**What the task requires:** Each line of the listing must be transcribed exactly, except for the images, which should be excluded.
·····
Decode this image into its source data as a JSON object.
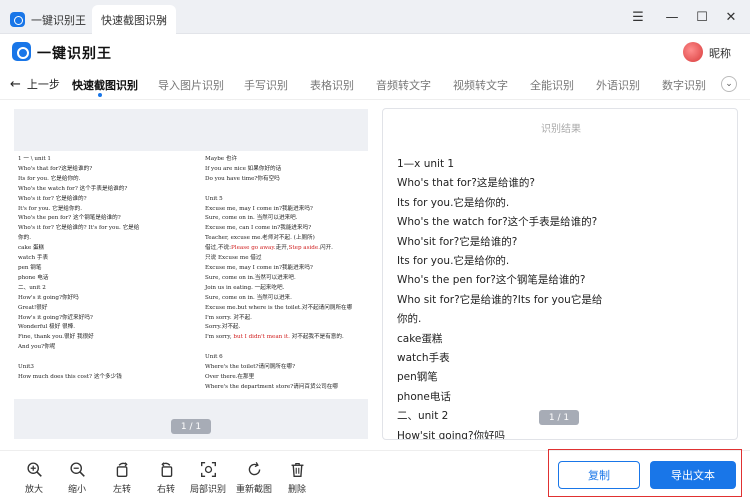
{
  "titlebar": {
    "tabs": [
      {
        "label": "一键识别王"
      },
      {
        "label": "快速截图识别",
        "close": "×"
      }
    ],
    "controls": {
      "menu": "☰",
      "minimize": "—",
      "maximize": "☐",
      "close": "✕"
    }
  },
  "header": {
    "app_name": "一键识别王",
    "nickname": "昵称"
  },
  "nav": {
    "back_label": "上一步",
    "items": [
      "快速截图识别",
      "导入图片识别",
      "手写识别",
      "表格识别",
      "音频转文字",
      "视频转文字",
      "全能识别",
      "外语识别",
      "数字识别"
    ],
    "active": "快速截图识别"
  },
  "document": {
    "left_lines": [
      "1 一 \\ unit 1",
      "Who's that for?这是给谁的?",
      "Its for you. 它是给你的.",
      "Who's the watch for? 这个手表是给谁的?",
      "Who's it for? 它是给谁的?",
      "It's for you. 它是给你的.",
      "Who's the pen for? 这个钢笔是给谁的?",
      "Who's it for? 它是给谁的? It's for you. 它是给",
      "你的.",
      "cake 蛋糕",
      "watch 手表",
      "pen 钢笔",
      "phone 电话",
      "二、unit 2",
      "How's it going?你好吗",
      "Great!很好",
      "How's it going?你近来好吗?",
      "Wonderful 极好    很棒.",
      "Fine, thank you.很好    我很好",
      "And you?你呢",
      "",
      "Unit3",
      "How much does this cost?  这个多少钱"
    ],
    "right_lines": [
      "Maybe 也许",
      "If you are nice 如果你好的话",
      "Do you have time?你有空吗",
      "",
      "Unit 5",
      "Excuse me, may I come in?我能进来吗?",
      "Sure, come on in. 当然可以进来吧.",
      "Excuse me, can I come in?我能进来吗?",
      "Teacher, excuse me.老师对不起. (上厕所)",
      "",
      "只说 Excuse me 借过",
      "Excuse me, may I come in?我能进来吗?",
      "Sure, come on in.当然可以进来吧.",
      "Join us in eating. 一起来吃吧.",
      "Sure, come on in. 当然可以进来.",
      "Excuse me.but where is the toilet.对不起请问厕所在哪",
      "I'm sorry. 对不起.",
      "Sorry.对不起.",
      "",
      "",
      "Unit 6",
      "Where's the toilet?请问厕所在哪?",
      "Over there.在那里",
      "Where's the department store?请问百货公司在哪"
    ],
    "red_line_1": {
      "pre": "借过,不说:",
      "red1": "Please go away.",
      "mid": "走开,",
      "red2": "Step aside.",
      "post": "闪开."
    },
    "red_line_2": {
      "pre": "I'm sorry, ",
      "red": "but I didn't mean it.",
      "post": " 对不起我不是有意的."
    },
    "pager": "1 / 1"
  },
  "result": {
    "title": "识别结果",
    "lines": [
      "1—x unit 1",
      "Who's that for?这是给谁的?",
      "Its for you.它是给你的.",
      "Who's the watch for?这个手表是给谁的?",
      "Who'sit for?它是给谁的?",
      "Its for you.它是给你的.",
      "Who's the pen for?这个钢笔是给谁的?",
      "Who sit for?它是给谁的?Its for you它是给",
      "你的.",
      "cake蛋糕",
      "watch手表",
      "pen钢笔",
      "phone电话",
      "二、unit 2",
      "How'sit going?你好吗"
    ],
    "pager": "1 / 1"
  },
  "toolbar": {
    "tools": [
      {
        "label": "放大",
        "icon": "zoom-in-icon"
      },
      {
        "label": "缩小",
        "icon": "zoom-out-icon"
      },
      {
        "label": "左转",
        "icon": "rotate-left-icon"
      },
      {
        "label": "右转",
        "icon": "rotate-right-icon"
      },
      {
        "label": "局部识别",
        "icon": "partial-recognize-icon"
      },
      {
        "label": "重新截图",
        "icon": "refresh-icon"
      },
      {
        "label": "删除",
        "icon": "trash-icon"
      }
    ],
    "copy_label": "复制",
    "export_label": "导出文本"
  },
  "colors": {
    "accent": "#1976e8",
    "highlight_border": "#e03131",
    "red_text": "#d02020"
  }
}
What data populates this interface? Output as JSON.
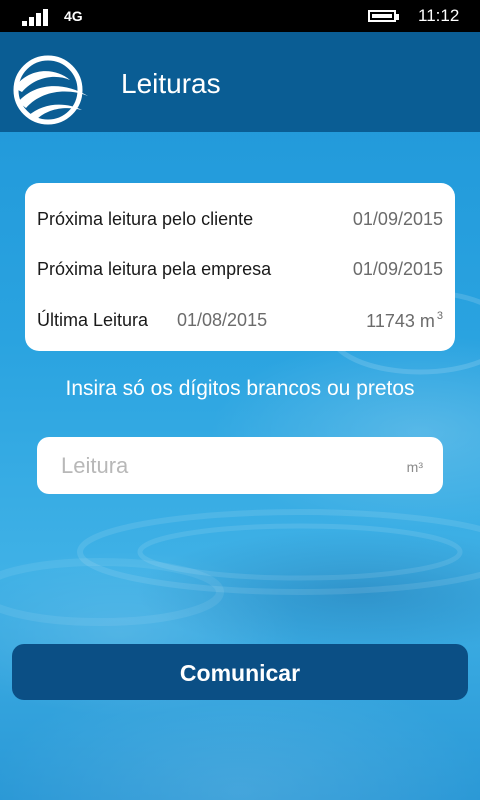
{
  "status_bar": {
    "network": "4G",
    "time": "11:12",
    "icons": [
      "signal-icon",
      "battery-icon"
    ]
  },
  "header": {
    "title": "Leituras",
    "logo": "water-wave-logo"
  },
  "info_card": {
    "next_reading_client": {
      "label": "Próxima leitura pelo cliente",
      "date": "01/09/2015"
    },
    "next_reading_company": {
      "label": "Próxima leitura pela empresa",
      "date": "01/09/2015"
    },
    "last_reading": {
      "label": "Última Leitura",
      "date": "01/08/2015",
      "value": "11743 m",
      "unit_power": "3"
    }
  },
  "instruction": "Insira só os dígitos brancos ou pretos",
  "reading_input": {
    "placeholder": "Leitura",
    "value": "",
    "unit": "m³"
  },
  "submit_button": {
    "label": "Comunicar"
  },
  "colors": {
    "header_bg": "#0a5d94",
    "button_bg": "#0b4f85",
    "water_bg": "#2ea0dc"
  }
}
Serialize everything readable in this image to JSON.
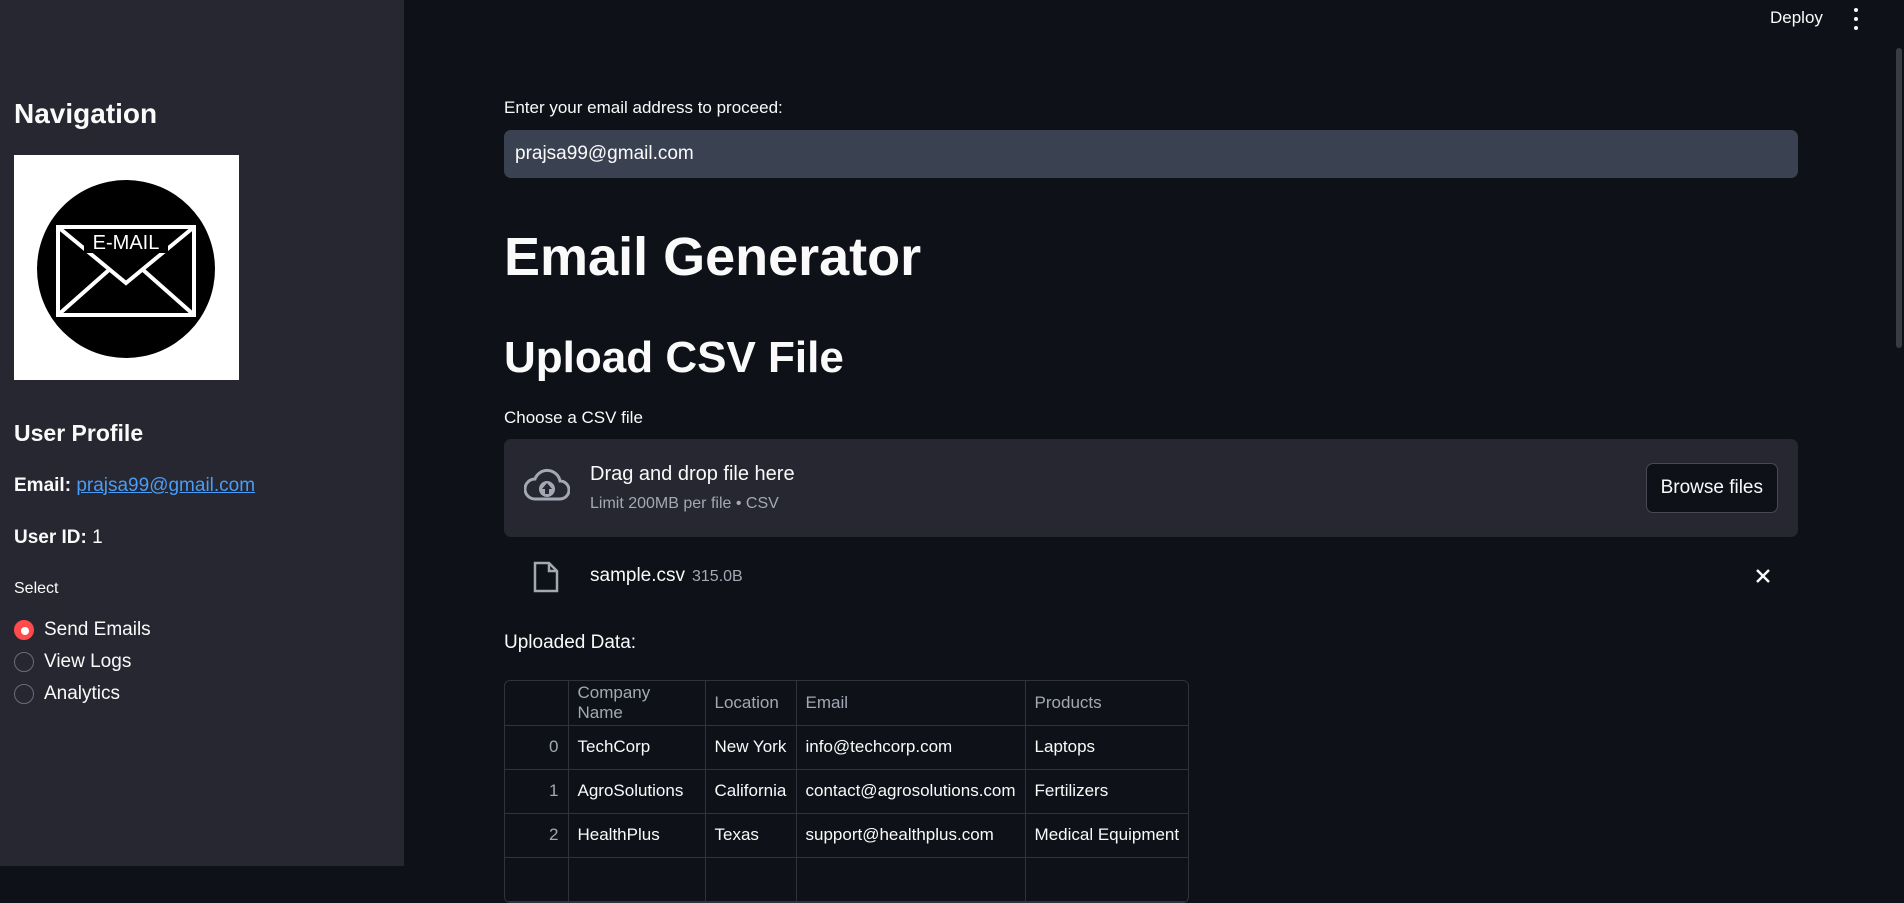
{
  "header": {
    "deploy_label": "Deploy"
  },
  "sidebar": {
    "title": "Navigation",
    "logo_text": "E-MAIL",
    "profile_heading": "User Profile",
    "email_label": "Email:",
    "email_value": "prajsa99@gmail.com",
    "userid_label": "User ID:",
    "userid_value": "1",
    "select_label": "Select",
    "options": [
      {
        "label": "Send Emails",
        "checked": true
      },
      {
        "label": "View Logs",
        "checked": false
      },
      {
        "label": "Analytics",
        "checked": false
      }
    ]
  },
  "main": {
    "email_prompt": "Enter your email address to proceed:",
    "email_value": "prajsa99@gmail.com",
    "title": "Email Generator",
    "upload_heading": "Upload CSV File",
    "choose_label": "Choose a CSV file",
    "dropzone": {
      "title": "Drag and drop file here",
      "limit": "Limit 200MB per file • CSV",
      "browse_label": "Browse files"
    },
    "file": {
      "name": "sample.csv",
      "size": "315.0B"
    },
    "uploaded_label": "Uploaded Data:",
    "table": {
      "columns": [
        "",
        "Company Name",
        "Location",
        "Email",
        "Products"
      ],
      "rows": [
        [
          "0",
          "TechCorp",
          "New York",
          "info@techcorp.com",
          "Laptops"
        ],
        [
          "1",
          "AgroSolutions",
          "California",
          "contact@agrosolutions.com",
          "Fertilizers"
        ],
        [
          "2",
          "HealthPlus",
          "Texas",
          "support@healthplus.com",
          "Medical Equipment"
        ]
      ]
    }
  },
  "colors": {
    "background": "#0e1117",
    "sidebar": "#262730",
    "accent": "#ff4b4b",
    "link": "#4a9cf6"
  }
}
·····
**Reply to the task:**
Decode this image into its source data as a JSON object.
{
  "titlebar": {
    "tabs": [
      {
        "label": "一键识别王"
      },
      {
        "label": "快速截图识别",
        "close": "×"
      }
    ],
    "controls": {
      "menu": "☰",
      "minimize": "—",
      "maximize": "☐",
      "close": "✕"
    }
  },
  "header": {
    "app_name": "一键识别王",
    "nickname": "昵称"
  },
  "nav": {
    "back_label": "上一步",
    "items": [
      "快速截图识别",
      "导入图片识别",
      "手写识别",
      "表格识别",
      "音频转文字",
      "视频转文字",
      "全能识别",
      "外语识别",
      "数字识别"
    ],
    "active": "快速截图识别"
  },
  "document": {
    "left_lines": [
      "1 一 \\ unit 1",
      "Who's that for?这是给谁的?",
      "Its for you. 它是给你的.",
      "Who's the watch for? 这个手表是给谁的?",
      "Who's it for? 它是给谁的?",
      "It's for you. 它是给你的.",
      "Who's the pen for? 这个钢笔是给谁的?",
      "Who's it for? 它是给谁的? It's for you. 它是给",
      "你的.",
      "cake 蛋糕",
      "watch 手表",
      "pen 钢笔",
      "phone 电话",
      "二、unit 2",
      "How's it going?你好吗",
      "Great!很好",
      "How's it going?你近来好吗?",
      "Wonderful 极好    很棒.",
      "Fine, thank you.很好    我很好",
      "And you?你呢",
      "",
      "Unit3",
      "How much does this cost?  这个多少钱"
    ],
    "right_lines": [
      "Maybe 也许",
      "If you are nice 如果你好的话",
      "Do you have time?你有空吗",
      "",
      "Unit 5",
      "Excuse me, may I come in?我能进来吗?",
      "Sure, come on in. 当然可以进来吧.",
      "Excuse me, can I come in?我能进来吗?",
      "Teacher, excuse me.老师对不起. (上厕所)",
      "",
      "只说 Excuse me 借过",
      "Excuse me, may I come in?我能进来吗?",
      "Sure, come on in.当然可以进来吧.",
      "Join us in eating. 一起来吃吧.",
      "Sure, come on in. 当然可以进来.",
      "Excuse me.but where is the toilet.对不起请问厕所在哪",
      "I'm sorry. 对不起.",
      "Sorry.对不起.",
      "",
      "",
      "Unit 6",
      "Where's the toilet?请问厕所在哪?",
      "Over there.在那里",
      "Where's the department store?请问百货公司在哪"
    ],
    "red_line_1": {
      "pre": "借过,不说:",
      "red1": "Please go away.",
      "mid": "走开,",
      "red2": "Step aside.",
      "post": "闪开."
    },
    "red_line_2": {
      "pre": "I'm sorry, ",
      "red": "but I didn't mean it.",
      "post": " 对不起我不是有意的."
    },
    "pager": "1 / 1"
  },
  "result": {
    "title": "识别结果",
    "lines": [
      "1—x unit 1",
      "Who's that for?这是给谁的?",
      "Its for you.它是给你的.",
      "Who's the watch for?这个手表是给谁的?",
      "Who'sit for?它是给谁的?",
      "Its for you.它是给你的.",
      "Who's the pen for?这个钢笔是给谁的?",
      "Who sit for?它是给谁的?Its for you它是给",
      "你的.",
      "cake蛋糕",
      "watch手表",
      "pen钢笔",
      "phone电话",
      "二、unit 2",
      "How'sit going?你好吗"
    ],
    "pager": "1 / 1"
  },
  "toolbar": {
    "tools": [
      {
        "label": "放大",
        "icon": "zoom-in-icon"
      },
      {
        "label": "缩小",
        "icon": "zoom-out-icon"
      },
      {
        "label": "左转",
        "icon": "rotate-left-icon"
      },
      {
        "label": "右转",
        "icon": "rotate-right-icon"
      },
      {
        "label": "局部识别",
        "icon": "partial-recognize-icon"
      },
      {
        "label": "重新截图",
        "icon": "refresh-icon"
      },
      {
        "label": "删除",
        "icon": "trash-icon"
      }
    ],
    "copy_label": "复制",
    "export_label": "导出文本"
  },
  "colors": {
    "accent": "#1976e8",
    "highlight_border": "#e03131",
    "red_text": "#d02020"
  }
}
What data populates this interface? Output as JSON.
{
  "status_bar": {
    "network": "4G",
    "time": "11:12",
    "icons": [
      "signal-icon",
      "battery-icon"
    ]
  },
  "header": {
    "title": "Leituras",
    "logo": "water-wave-logo"
  },
  "info_card": {
    "next_reading_client": {
      "label": "Próxima leitura pelo cliente",
      "date": "01/09/2015"
    },
    "next_reading_company": {
      "label": "Próxima leitura pela empresa",
      "date": "01/09/2015"
    },
    "last_reading": {
      "label": "Última Leitura",
      "date": "01/08/2015",
      "value": "11743 m",
      "unit_power": "3"
    }
  },
  "instruction": "Insira só os dígitos brancos ou pretos",
  "reading_input": {
    "placeholder": "Leitura",
    "value": "",
    "unit": "m³"
  },
  "submit_button": {
    "label": "Comunicar"
  },
  "colors": {
    "header_bg": "#0a5d94",
    "button_bg": "#0b4f85",
    "water_bg": "#2ea0dc"
  }
}
Serialize everything readable in this image to JSON.
{
  "header": {
    "deploy_label": "Deploy"
  },
  "sidebar": {
    "title": "Navigation",
    "logo_text": "E-MAIL",
    "profile_heading": "User Profile",
    "email_label": "Email:",
    "email_value": "prajsa99@gmail.com",
    "userid_label": "User ID:",
    "userid_value": "1",
    "select_label": "Select",
    "options": [
      {
        "label": "Send Emails",
        "checked": true
      },
      {
        "label": "View Logs",
        "checked": false
      },
      {
        "label": "Analytics",
        "checked": false
      }
    ]
  },
  "main": {
    "email_prompt": "Enter your email address to proceed:",
    "email_value": "prajsa99@gmail.com",
    "title": "Email Generator",
    "upload_heading": "Upload CSV File",
    "choose_label": "Choose a CSV file",
    "dropzone": {
      "title": "Drag and drop file here",
      "limit": "Limit 200MB per file • CSV",
      "browse_label": "Browse files"
    },
    "file": {
      "name": "sample.csv",
      "size": "315.0B"
    },
    "uploaded_label": "Uploaded Data:",
    "table": {
      "columns": [
        "",
        "Company Name",
        "Location",
        "Email",
        "Products"
      ],
      "rows": [
        [
          "0",
          "TechCorp",
          "New York",
          "info@techcorp.com",
          "Laptops"
        ],
        [
          "1",
          "AgroSolutions",
          "California",
          "contact@agrosolutions.com",
          "Fertilizers"
        ],
        [
          "2",
          "HealthPlus",
          "Texas",
          "support@healthplus.com",
          "Medical Equipment"
        ]
      ]
    }
  },
  "colors": {
    "background": "#0e1117",
    "sidebar": "#262730",
    "accent": "#ff4b4b",
    "link": "#4a9cf6"
  }
}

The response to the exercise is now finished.